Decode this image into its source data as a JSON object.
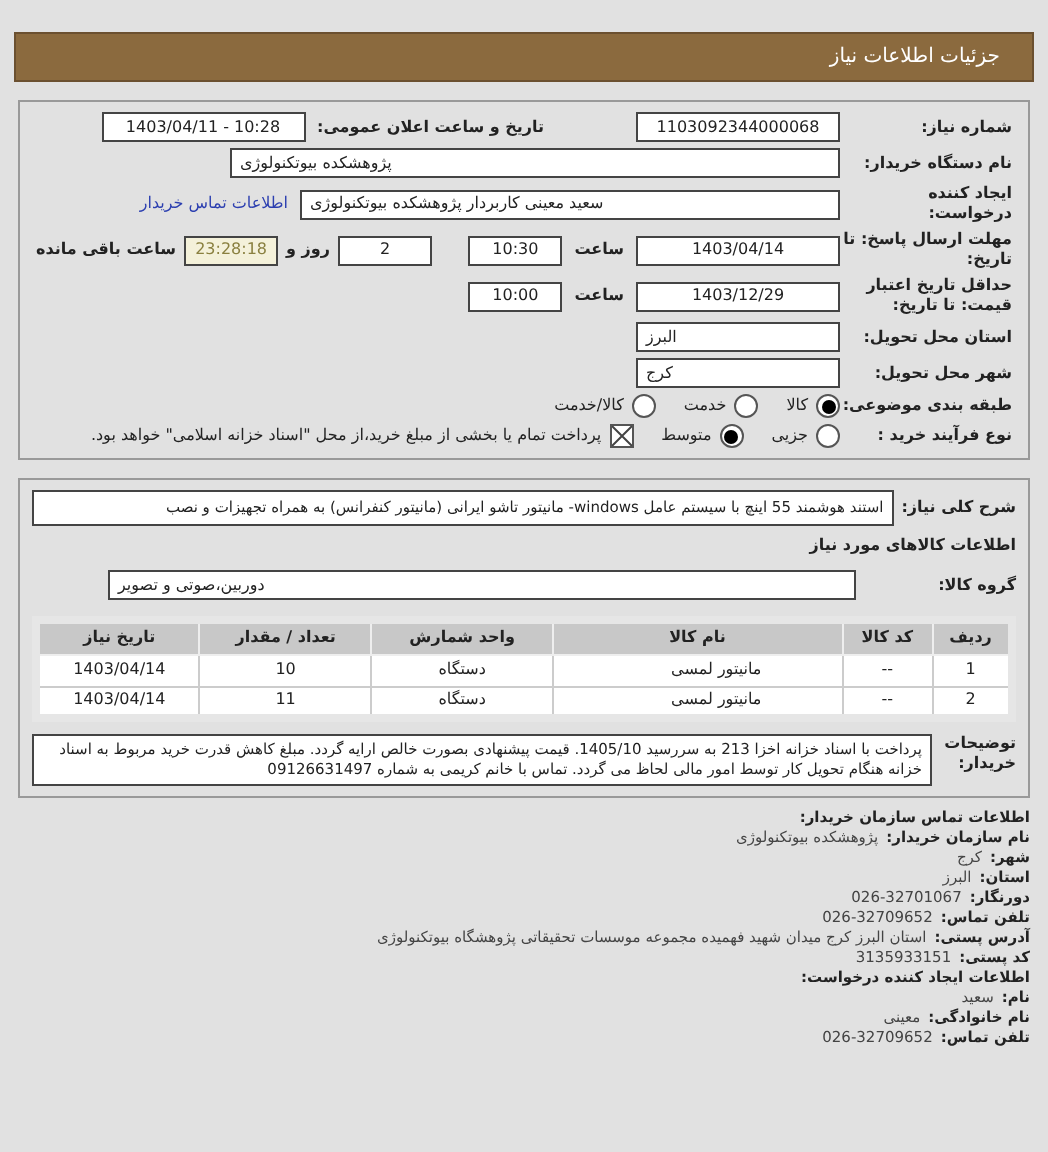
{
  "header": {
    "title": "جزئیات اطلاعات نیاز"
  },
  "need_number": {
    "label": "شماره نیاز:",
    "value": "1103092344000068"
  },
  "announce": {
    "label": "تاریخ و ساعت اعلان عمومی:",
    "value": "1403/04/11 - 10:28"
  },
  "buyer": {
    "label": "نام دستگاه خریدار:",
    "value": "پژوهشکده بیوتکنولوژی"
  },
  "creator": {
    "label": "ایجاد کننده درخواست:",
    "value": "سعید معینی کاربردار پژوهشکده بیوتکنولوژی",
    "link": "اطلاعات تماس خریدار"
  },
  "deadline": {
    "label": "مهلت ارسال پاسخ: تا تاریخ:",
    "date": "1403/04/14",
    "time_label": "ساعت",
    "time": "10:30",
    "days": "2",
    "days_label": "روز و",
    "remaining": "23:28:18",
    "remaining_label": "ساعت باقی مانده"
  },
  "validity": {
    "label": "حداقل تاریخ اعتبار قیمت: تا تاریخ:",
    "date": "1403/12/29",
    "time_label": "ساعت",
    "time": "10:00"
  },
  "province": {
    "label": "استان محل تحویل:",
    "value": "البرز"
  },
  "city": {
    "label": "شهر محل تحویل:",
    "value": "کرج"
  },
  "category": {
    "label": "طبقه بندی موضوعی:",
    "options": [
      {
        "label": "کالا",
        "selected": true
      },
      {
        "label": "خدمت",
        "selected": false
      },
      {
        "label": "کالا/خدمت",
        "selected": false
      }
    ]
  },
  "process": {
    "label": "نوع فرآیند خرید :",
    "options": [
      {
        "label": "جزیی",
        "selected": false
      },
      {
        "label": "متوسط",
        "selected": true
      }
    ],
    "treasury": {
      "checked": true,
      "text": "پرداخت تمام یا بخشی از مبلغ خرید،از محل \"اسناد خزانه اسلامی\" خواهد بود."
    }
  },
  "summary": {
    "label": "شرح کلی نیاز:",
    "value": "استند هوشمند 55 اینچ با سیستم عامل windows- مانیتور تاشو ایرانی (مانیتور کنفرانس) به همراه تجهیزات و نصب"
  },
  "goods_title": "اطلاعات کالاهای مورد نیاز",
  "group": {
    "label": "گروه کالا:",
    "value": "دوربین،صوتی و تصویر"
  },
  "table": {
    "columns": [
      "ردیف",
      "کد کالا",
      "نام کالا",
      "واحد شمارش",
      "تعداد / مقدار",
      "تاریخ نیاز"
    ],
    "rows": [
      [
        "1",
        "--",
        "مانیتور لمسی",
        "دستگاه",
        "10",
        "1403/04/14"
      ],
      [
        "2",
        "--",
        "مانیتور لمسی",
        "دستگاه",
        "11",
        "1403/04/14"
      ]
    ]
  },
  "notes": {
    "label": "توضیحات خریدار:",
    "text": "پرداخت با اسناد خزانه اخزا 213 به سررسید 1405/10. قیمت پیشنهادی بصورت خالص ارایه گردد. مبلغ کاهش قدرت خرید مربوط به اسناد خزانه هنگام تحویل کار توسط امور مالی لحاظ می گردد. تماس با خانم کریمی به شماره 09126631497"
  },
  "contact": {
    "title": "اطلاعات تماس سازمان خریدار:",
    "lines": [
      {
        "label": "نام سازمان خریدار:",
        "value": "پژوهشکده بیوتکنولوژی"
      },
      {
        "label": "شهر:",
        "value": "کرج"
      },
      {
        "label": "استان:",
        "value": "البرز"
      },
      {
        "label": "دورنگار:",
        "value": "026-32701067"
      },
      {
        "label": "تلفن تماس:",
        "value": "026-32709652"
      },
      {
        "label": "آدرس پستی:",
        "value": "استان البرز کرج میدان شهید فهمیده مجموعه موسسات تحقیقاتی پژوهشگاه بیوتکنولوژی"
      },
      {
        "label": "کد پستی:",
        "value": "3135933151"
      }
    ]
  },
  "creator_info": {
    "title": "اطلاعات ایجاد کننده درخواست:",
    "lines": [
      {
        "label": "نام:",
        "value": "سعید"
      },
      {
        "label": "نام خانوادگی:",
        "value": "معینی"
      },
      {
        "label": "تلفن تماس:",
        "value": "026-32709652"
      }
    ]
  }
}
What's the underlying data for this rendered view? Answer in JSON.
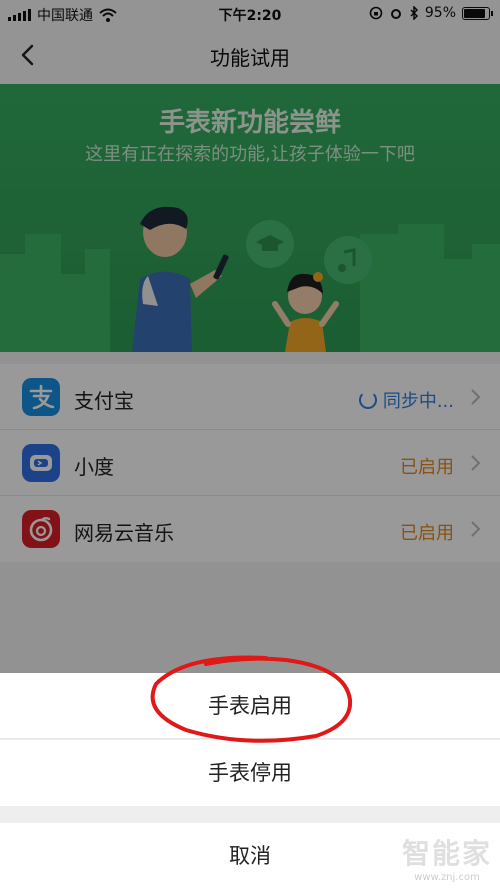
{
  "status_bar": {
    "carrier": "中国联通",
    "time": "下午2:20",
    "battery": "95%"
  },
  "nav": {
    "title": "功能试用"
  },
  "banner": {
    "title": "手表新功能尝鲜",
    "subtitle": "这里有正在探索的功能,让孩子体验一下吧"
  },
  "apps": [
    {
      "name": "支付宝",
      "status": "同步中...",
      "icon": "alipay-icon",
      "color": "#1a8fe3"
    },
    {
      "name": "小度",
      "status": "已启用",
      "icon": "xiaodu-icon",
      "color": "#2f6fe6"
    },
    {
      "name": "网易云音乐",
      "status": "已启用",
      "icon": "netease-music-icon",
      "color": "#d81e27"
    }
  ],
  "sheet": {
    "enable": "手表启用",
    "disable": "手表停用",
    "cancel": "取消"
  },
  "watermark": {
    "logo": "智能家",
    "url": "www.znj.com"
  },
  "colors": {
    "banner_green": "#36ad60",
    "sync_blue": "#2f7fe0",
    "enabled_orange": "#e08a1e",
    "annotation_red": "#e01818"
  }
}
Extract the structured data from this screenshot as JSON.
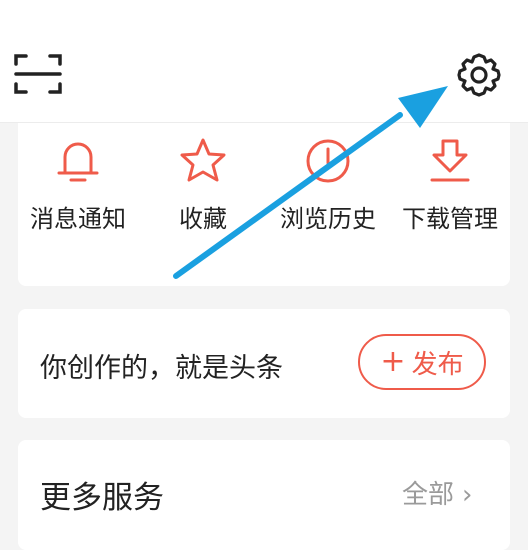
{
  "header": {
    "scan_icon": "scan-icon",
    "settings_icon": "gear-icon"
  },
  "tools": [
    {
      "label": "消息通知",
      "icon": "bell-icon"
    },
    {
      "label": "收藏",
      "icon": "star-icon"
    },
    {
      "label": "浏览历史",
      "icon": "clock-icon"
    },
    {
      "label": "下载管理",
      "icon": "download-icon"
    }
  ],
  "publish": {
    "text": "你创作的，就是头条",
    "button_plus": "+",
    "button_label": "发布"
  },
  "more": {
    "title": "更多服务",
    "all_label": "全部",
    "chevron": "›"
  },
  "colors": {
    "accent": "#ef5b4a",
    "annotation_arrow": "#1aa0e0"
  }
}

◆ **Task goal**
Pictures in the records above are not copied; print everything else exactly.

◆ **Solution below**
Decode this image into its source data as a JSON object.
{
  "header": {
    "title": "جزئیات اطلاعات نیاز"
  },
  "need_number": {
    "label": "شماره نیاز:",
    "value": "1103092344000068"
  },
  "announce": {
    "label": "تاریخ و ساعت اعلان عمومی:",
    "value": "1403/04/11 - 10:28"
  },
  "buyer": {
    "label": "نام دستگاه خریدار:",
    "value": "پژوهشکده بیوتکنولوژی"
  },
  "creator": {
    "label": "ایجاد کننده درخواست:",
    "value": "سعید معینی کاربردار پژوهشکده بیوتکنولوژی",
    "link": "اطلاعات تماس خریدار"
  },
  "deadline": {
    "label": "مهلت ارسال پاسخ: تا تاریخ:",
    "date": "1403/04/14",
    "time_label": "ساعت",
    "time": "10:30",
    "days": "2",
    "days_label": "روز و",
    "remaining": "23:28:18",
    "remaining_label": "ساعت باقی مانده"
  },
  "validity": {
    "label": "حداقل تاریخ اعتبار قیمت: تا تاریخ:",
    "date": "1403/12/29",
    "time_label": "ساعت",
    "time": "10:00"
  },
  "province": {
    "label": "استان محل تحویل:",
    "value": "البرز"
  },
  "city": {
    "label": "شهر محل تحویل:",
    "value": "کرج"
  },
  "category": {
    "label": "طبقه بندی موضوعی:",
    "options": [
      {
        "label": "کالا",
        "selected": true
      },
      {
        "label": "خدمت",
        "selected": false
      },
      {
        "label": "کالا/خدمت",
        "selected": false
      }
    ]
  },
  "process": {
    "label": "نوع فرآیند خرید :",
    "options": [
      {
        "label": "جزیی",
        "selected": false
      },
      {
        "label": "متوسط",
        "selected": true
      }
    ],
    "treasury": {
      "checked": true,
      "text": "پرداخت تمام یا بخشی از مبلغ خرید،از محل \"اسناد خزانه اسلامی\" خواهد بود."
    }
  },
  "summary": {
    "label": "شرح کلی نیاز:",
    "value": "استند هوشمند 55 اینچ با سیستم عامل windows- مانیتور تاشو ایرانی (مانیتور کنفرانس) به همراه تجهیزات و نصب"
  },
  "goods_title": "اطلاعات کالاهای مورد نیاز",
  "group": {
    "label": "گروه کالا:",
    "value": "دوربین،صوتی و تصویر"
  },
  "table": {
    "columns": [
      "ردیف",
      "کد کالا",
      "نام کالا",
      "واحد شمارش",
      "تعداد / مقدار",
      "تاریخ نیاز"
    ],
    "rows": [
      [
        "1",
        "--",
        "مانیتور لمسی",
        "دستگاه",
        "10",
        "1403/04/14"
      ],
      [
        "2",
        "--",
        "مانیتور لمسی",
        "دستگاه",
        "11",
        "1403/04/14"
      ]
    ]
  },
  "notes": {
    "label": "توضیحات خریدار:",
    "text": "پرداخت با اسناد خزانه اخزا 213 به سررسید 1405/10. قیمت پیشنهادی بصورت خالص ارایه گردد. مبلغ کاهش قدرت خرید مربوط به اسناد خزانه هنگام تحویل کار توسط امور مالی لحاظ می گردد. تماس با خانم کریمی به شماره 09126631497"
  },
  "contact": {
    "title": "اطلاعات تماس سازمان خریدار:",
    "lines": [
      {
        "label": "نام سازمان خریدار:",
        "value": "پژوهشکده بیوتکنولوژی"
      },
      {
        "label": "شهر:",
        "value": "کرج"
      },
      {
        "label": "استان:",
        "value": "البرز"
      },
      {
        "label": "دورنگار:",
        "value": "026-32701067"
      },
      {
        "label": "تلفن تماس:",
        "value": "026-32709652"
      },
      {
        "label": "آدرس پستی:",
        "value": "استان البرز کرج میدان شهید فهمیده مجموعه موسسات تحقیقاتی پژوهشگاه بیوتکنولوژی"
      },
      {
        "label": "کد پستی:",
        "value": "3135933151"
      }
    ]
  },
  "creator_info": {
    "title": "اطلاعات ایجاد کننده درخواست:",
    "lines": [
      {
        "label": "نام:",
        "value": "سعید"
      },
      {
        "label": "نام خانوادگی:",
        "value": "معینی"
      },
      {
        "label": "تلفن تماس:",
        "value": "026-32709652"
      }
    ]
  }
}
What's the underlying data for this rendered view? Answer in JSON.
{
  "status_bar": {
    "carrier": "中国联通",
    "time": "下午2:20",
    "battery": "95%"
  },
  "nav": {
    "title": "功能试用"
  },
  "banner": {
    "title": "手表新功能尝鲜",
    "subtitle": "这里有正在探索的功能,让孩子体验一下吧"
  },
  "apps": [
    {
      "name": "支付宝",
      "status": "同步中...",
      "icon": "alipay-icon",
      "color": "#1a8fe3"
    },
    {
      "name": "小度",
      "status": "已启用",
      "icon": "xiaodu-icon",
      "color": "#2f6fe6"
    },
    {
      "name": "网易云音乐",
      "status": "已启用",
      "icon": "netease-music-icon",
      "color": "#d81e27"
    }
  ],
  "sheet": {
    "enable": "手表启用",
    "disable": "手表停用",
    "cancel": "取消"
  },
  "watermark": {
    "logo": "智能家",
    "url": "www.znj.com"
  },
  "colors": {
    "banner_green": "#36ad60",
    "sync_blue": "#2f7fe0",
    "enabled_orange": "#e08a1e",
    "annotation_red": "#e01818"
  }
}
Extract the structured data from this screenshot as JSON.
{
  "header": {
    "scan_icon": "scan-icon",
    "settings_icon": "gear-icon"
  },
  "tools": [
    {
      "label": "消息通知",
      "icon": "bell-icon"
    },
    {
      "label": "收藏",
      "icon": "star-icon"
    },
    {
      "label": "浏览历史",
      "icon": "clock-icon"
    },
    {
      "label": "下载管理",
      "icon": "download-icon"
    }
  ],
  "publish": {
    "text": "你创作的，就是头条",
    "button_plus": "+",
    "button_label": "发布"
  },
  "more": {
    "title": "更多服务",
    "all_label": "全部",
    "chevron": "›"
  },
  "colors": {
    "accent": "#ef5b4a",
    "annotation_arrow": "#1aa0e0"
  }
}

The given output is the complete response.